On the other side of the coin, if you find yourself consistently skiing ice, boilerplate and generally firmer conditions, the little bit of extra edge contact of a cambered ski will be favorable. One last consideration is the way you ski or the way you would like to ski: Reverse camber allows for a wider range of turn styles, while camber prefers a more traditional athletic stance and driving the ski with your shins. Feel free to check out our blog on Camber vs. Reverse Camber if you want to get the full, nitty-gritty rundown on the two options.

How is WNDR’s proprietary, bio-based AlgalTech integrated into the Reason 120? How does this construction improve the ski? 

There are two components of AlgalTech, the Algal Wall and Algal Core. The Algal Core is the whole core component made up of the cast urethane Algal Wall and algal hard foam stringers that are vertically laminated in between our domestically sourced aspen wood.

This year we developed a new Algal Wall formulation that is both more impact resistant and has a higher bio content, coming in at 68-percent bio-based. We spent a lot of time refining the performance characteristics of Algal Wall this off season, and landed on a formulation that offers roughly three-times better damping performance than the traditional, petroleum-based ABS sidewalls most of us are used to. This Algal Wall, which is poured into channels cut into the core, natively seeps into pores in the wood structure and provides a seamless bond without the use of resins, while also reducing the waste produced by trimming traditional sidewalls to shape. While testing, we noticed the wood in the core breaks before the bond with the cast urethane breaks, which is pretty cool.  

Now onto the core… In a typical ski core, the wood is a great conduit for vibrations. Without anything to dampen those vibrations, however, the energy tends to continue from side to side with little interruption. The algal hard foam stringers in our Algal Core also provide a means to reduce those vibrations created, thus providing a less chattery ski. It also serves to lighten up the ski a touch. In essence, our AlgalTech materials improve durability, reduce vibration, lighten the ski and reduce landfill waste during fabrication.

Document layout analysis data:
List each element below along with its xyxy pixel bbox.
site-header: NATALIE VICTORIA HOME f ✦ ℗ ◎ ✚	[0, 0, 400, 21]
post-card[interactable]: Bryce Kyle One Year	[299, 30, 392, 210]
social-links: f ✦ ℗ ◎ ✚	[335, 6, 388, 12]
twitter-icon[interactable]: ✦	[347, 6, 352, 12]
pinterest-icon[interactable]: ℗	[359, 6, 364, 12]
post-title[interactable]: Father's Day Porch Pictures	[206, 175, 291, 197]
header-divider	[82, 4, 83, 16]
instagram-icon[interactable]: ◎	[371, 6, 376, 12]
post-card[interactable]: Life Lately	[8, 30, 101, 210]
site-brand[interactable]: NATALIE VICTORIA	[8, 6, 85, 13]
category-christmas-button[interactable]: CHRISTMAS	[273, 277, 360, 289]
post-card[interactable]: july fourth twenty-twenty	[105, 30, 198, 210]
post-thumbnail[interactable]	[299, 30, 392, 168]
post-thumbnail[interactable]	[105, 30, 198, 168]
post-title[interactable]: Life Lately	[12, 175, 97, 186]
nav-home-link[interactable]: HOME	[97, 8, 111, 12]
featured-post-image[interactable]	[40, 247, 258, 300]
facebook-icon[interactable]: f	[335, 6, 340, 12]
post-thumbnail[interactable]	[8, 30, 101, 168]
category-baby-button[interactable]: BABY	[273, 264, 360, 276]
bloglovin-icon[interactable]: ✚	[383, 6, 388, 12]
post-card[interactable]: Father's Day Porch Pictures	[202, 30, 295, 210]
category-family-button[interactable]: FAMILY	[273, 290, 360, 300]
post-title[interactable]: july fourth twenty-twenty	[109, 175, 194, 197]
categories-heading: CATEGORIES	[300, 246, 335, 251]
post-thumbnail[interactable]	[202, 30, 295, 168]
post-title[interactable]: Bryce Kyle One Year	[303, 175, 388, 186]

> _Problems to solve_:
a) Do these statements agree with the passage on WNDR's AlgalTech in the Reason 120 ski? (i) The new Algal Wall formulation is 68-percent bio-based. (ii) The Algal Wall bonds to the wood core with the help of resins. (iii) In testing, the bond with the cast urethane failed before the wood in the core did. Answer yes or no for each, quoting the words from the passage that decide it.
b) Could you carry on the passage on WNDR's AlgalTech in the Reason 120 ski from the point where it stops?

> _Answer section_:
a)
(i) Yes: "coming in at 68-percent bio-based."
(ii) No: "provides a seamless bond without the use of resins."
(iii) No: "the wood in the core breaks before the bond with the cast urethane breaks."

b)
WNDR has quickly established a strong community through its products and some in-person events. Any plans for more of this heading into next season?

The answer is a resounding YES!  We love our community and want each and every person who rides our skis to enjoy the backcountry environment with the same fervor we do. We offer Rendezvous events, which are backcountry safety, route finding and avalanche awareness courses geared towards initial and ongoing education.

We also offer an event called the WNDR Roost, which is a bit more of an immersive, experiential event that spans three full days and incorporates situational avalanche education, mindfulness, riding with FOWs and an exclusive look into the future developments here at WNDR Alpine. Last year we hosted our first female-only Roost and couldn’t have been more stoked with the outcome. With the guidance of FOW’s Melissa Gill, Nikki Champion and Emilie Drinkwater, the ladies who participated left more confident than ever, with new ski partners and sore cheeks from smiling so much. In the future, we plan on expanding these events based on each of our skis’ intended uses. 

A Reason Roost in the heart of powder paradise is definitely on the horizon!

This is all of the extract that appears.